#### PROMPT 1:
From the notebook commands page, write out the passage that begins at the words "Use built-in notebook commands and features in" and ends after the words "install a package.".
#### PROMPT 2:
In the notebook commands page, list every field of c that the example SQL query selects, as each appears in the query.

#### DOCUMENT:

___

Use built-in notebook commands and features in Azure Cosmos DB Python notebooks (preview)
APPLIES TO:
SQL API
Built-in Jupyter notebooks in Azure Cosmos DB enable you to analyze and visualize your data from the Azure portal. This article describes how to use built-in notebook commands and features to do common operations in Python notebooks.
Install a new package
After you enable notebook support for your Azure Cosmos accounts, you can open a new notebook and install a package.
In a new code cell, insert and run the following code, replacing PackageToBeInstalled with the desired Python package.
import sys
!{sys.executable} -m pip install PackageToBeInstalled --user
This package will be available to use from any notebook in the Azure Cosmos account workspace.
Tip
If your notebook requires a custom package, we recommend that you add a cell in your notebook to install the package, as packages are removed if you reset the workspace.
Run a SQL query
You can use the %%sql magic command to run a SQL query against any container in your account. Use the syntax:
%%sql --database {database_id} --container {container_id}
{Query text}
- Replace
{database_id}and{container_id}with the name of the database and container in your Cosmos account. If the--databaseand--containerarguments are not provided, the query will be executed on the default database and container. - You can run any SQL query that is valid in Azure Cosmos DB. The query text must be on a new line.
For example:
%%sql --database RetailDemo --container WebsiteData
SELECT c.Action, c.Price as ItemRevenue, c.Country, c.Item FROM c
Run %%sql? in a cell to see the help documentation for the sql magic command in the notebook.

___

#### MATERIAL:

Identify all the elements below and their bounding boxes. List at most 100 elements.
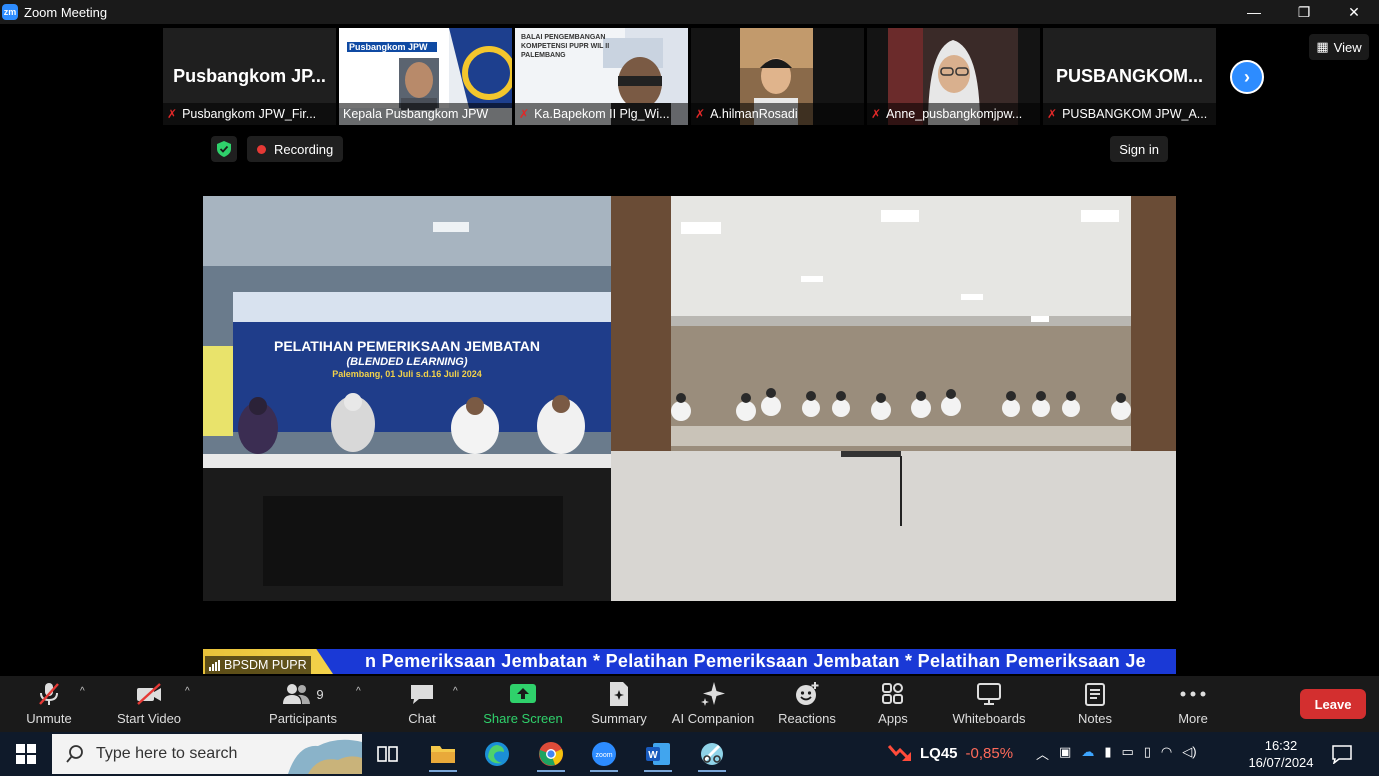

___

#### EXPECTED ANSWER 1:
Use built-in notebook commands and features in Azure Cosmos DB Python notebooks (preview)
APPLIES TO:
SQL API
Built-in Jupyter notebooks in Azure Cosmos DB enable you to analyze and visualize your data from the Azure portal. This article describes how to use built-in notebook commands and features to do common operations in Python notebooks.
Install a new package
After you enable notebook support for your Azure Cosmos accounts, you can open a new notebook and install a package.

#### EXPECTED ANSWER 2:
c.Action, c.Price, c.Country, c.Item